» **What is expected**
Print the passage from the rotating proxy guide below exactly, starting with "SmartProxy is a" and going on through "do three things.".
===== Supplied text
Using A Rotating Proxy Provider

SmartProxy is a back connect proxy service which means you make a single connection to their service and they will change your IP address on every connection. This system works exactly like normal shared proxies but will give you access to a massive pool of proxies. Usually tens of thousands of proxies are in these pools, far more than you could ever buy from a shared proxy provider. For example, the micro package at SmartProxies is $75 per month, it gives you access to tens of thousands of shared proxies. At ProxyBonanza $75 per month will buy you 250 shared proxies. If you would like a cheaper option goto the StormProxies section below, they rotating proxy service starts at $14/mo.

To use SmartProxy with Local Scraper you will need to login to your SmartProxies account and do three things.

First is to get your username and password for their service, you can find this under the “Proxy User” link. You may want to change the password as well. Make sure you have access to the username and password because you will need to enter these into Local Scraper.

Second is to set your IP address as whitelisted. Click on the link on the side that says “Whitelist” then on the right side of the screen you will see a line that says “Your current IP Address” click the “Add” button that is on this line. Your current computer is now whitelisted, which means you will not need the proxy user/pass from the first step. But I always recommend doing both steps just in case.

Third you will need to get the single proxy “Endpoint” that you will connect to. You can find these under the “Endpoint” link on the left side. Once you have clicked on Endpoints there will be a lot of options on the right. You will probably want to stick with the US option in you are scraping USA listings. If you are scraping Yellow Canada you may want to use Canada but it is not needed, USA will also work. At the time of writing this the endpoint is “us.smartproxy.com” and the port is “10000”. To use a single proxy, you will need to make a proxy list but it will only have 1 line. Make a new plain text file (in NotePad) and put “us.smartproxy.com:10000” in the first line without the quotes. Save the file somewhere because the program will need to access it.
==========
===== Supplied entries
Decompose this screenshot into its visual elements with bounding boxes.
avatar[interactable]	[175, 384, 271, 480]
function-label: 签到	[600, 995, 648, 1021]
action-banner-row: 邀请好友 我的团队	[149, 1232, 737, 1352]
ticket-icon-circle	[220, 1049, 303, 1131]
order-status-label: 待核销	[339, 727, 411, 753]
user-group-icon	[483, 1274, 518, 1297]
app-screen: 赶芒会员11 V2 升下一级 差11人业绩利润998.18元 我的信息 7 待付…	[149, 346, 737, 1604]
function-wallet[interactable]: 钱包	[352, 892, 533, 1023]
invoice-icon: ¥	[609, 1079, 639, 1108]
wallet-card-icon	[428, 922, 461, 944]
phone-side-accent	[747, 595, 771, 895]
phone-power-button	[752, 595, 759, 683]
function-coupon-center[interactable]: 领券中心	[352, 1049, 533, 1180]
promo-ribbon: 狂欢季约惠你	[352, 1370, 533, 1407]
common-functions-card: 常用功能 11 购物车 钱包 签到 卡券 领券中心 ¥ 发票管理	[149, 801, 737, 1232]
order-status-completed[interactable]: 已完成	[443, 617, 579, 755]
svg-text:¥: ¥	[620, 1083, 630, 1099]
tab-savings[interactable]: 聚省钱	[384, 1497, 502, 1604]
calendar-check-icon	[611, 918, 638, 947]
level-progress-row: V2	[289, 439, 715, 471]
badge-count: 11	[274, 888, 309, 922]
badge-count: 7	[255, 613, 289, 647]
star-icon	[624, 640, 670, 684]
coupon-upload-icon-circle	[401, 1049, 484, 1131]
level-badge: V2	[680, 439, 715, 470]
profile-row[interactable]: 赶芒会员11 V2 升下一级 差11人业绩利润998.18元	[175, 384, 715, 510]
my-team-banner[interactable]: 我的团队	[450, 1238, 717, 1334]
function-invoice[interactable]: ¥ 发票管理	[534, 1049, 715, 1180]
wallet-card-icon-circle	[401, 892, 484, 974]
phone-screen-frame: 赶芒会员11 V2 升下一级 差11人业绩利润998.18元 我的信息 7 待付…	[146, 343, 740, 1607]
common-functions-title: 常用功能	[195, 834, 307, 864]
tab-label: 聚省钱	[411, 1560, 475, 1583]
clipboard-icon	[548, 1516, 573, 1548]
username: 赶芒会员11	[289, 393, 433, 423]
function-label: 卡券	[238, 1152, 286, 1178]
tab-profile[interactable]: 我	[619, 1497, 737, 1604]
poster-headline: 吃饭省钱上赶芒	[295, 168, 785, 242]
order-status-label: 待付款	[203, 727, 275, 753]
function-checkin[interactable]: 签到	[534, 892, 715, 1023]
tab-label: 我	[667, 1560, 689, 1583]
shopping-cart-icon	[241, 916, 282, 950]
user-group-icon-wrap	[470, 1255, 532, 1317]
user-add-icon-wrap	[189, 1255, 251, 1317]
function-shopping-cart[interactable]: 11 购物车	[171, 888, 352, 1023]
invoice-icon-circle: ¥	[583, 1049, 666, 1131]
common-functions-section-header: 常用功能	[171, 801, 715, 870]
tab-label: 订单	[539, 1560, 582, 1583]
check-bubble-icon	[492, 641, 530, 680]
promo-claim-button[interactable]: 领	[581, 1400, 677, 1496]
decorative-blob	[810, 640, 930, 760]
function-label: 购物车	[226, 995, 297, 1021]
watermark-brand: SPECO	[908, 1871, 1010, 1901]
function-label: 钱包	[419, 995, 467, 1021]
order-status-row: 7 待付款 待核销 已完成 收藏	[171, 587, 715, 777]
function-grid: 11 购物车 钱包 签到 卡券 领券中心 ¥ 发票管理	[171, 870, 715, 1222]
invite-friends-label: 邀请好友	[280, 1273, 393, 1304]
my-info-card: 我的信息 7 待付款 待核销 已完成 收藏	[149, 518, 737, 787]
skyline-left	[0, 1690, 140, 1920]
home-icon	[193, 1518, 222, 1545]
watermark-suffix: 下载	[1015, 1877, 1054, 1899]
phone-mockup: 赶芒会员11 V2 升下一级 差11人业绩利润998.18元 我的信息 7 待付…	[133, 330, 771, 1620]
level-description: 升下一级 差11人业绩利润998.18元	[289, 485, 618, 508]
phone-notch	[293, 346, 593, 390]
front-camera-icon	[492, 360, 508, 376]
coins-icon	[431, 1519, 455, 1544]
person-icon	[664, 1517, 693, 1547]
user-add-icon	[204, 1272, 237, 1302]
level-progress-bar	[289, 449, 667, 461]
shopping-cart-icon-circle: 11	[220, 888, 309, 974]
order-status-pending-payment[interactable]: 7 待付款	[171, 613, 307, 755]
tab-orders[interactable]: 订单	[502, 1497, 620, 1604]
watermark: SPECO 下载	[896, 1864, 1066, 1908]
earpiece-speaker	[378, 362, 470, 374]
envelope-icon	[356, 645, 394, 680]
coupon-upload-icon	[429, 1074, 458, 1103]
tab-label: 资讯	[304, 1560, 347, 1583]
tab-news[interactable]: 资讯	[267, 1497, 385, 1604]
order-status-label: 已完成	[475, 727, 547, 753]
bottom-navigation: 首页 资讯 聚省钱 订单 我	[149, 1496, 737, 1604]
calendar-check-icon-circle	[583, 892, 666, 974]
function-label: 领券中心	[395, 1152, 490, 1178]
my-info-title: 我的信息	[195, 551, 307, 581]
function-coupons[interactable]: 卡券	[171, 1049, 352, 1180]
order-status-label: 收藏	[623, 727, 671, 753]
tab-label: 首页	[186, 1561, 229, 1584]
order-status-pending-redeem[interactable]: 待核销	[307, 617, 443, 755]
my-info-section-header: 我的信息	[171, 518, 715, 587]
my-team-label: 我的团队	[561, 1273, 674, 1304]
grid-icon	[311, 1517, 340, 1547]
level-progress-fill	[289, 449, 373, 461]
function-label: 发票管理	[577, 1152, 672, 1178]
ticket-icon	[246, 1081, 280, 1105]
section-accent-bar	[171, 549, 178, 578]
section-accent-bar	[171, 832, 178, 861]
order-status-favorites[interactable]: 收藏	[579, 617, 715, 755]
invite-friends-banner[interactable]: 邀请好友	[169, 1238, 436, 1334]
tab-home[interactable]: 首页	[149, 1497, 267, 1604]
==========
» **Written answer**
SmartProxy is a back connect proxy service which means you make a single connection to their service and they will change your IP address on every connection. This system works exactly like normal shared proxies but will give you access to a massive pool of proxies. Usually tens of thousands of proxies are in these pools, far more than you could ever buy from a shared proxy provider. For example, the micro package at SmartProxies is $75 per month, it gives you access to tens of thousands of shared proxies. At ProxyBonanza $75 per month will buy you 250 shared proxies. If you would like a cheaper option goto the StormProxies section below, they rotating proxy service starts at $14/mo.

To use SmartProxy with Local Scraper you will need to login to your SmartProxies account and do three things.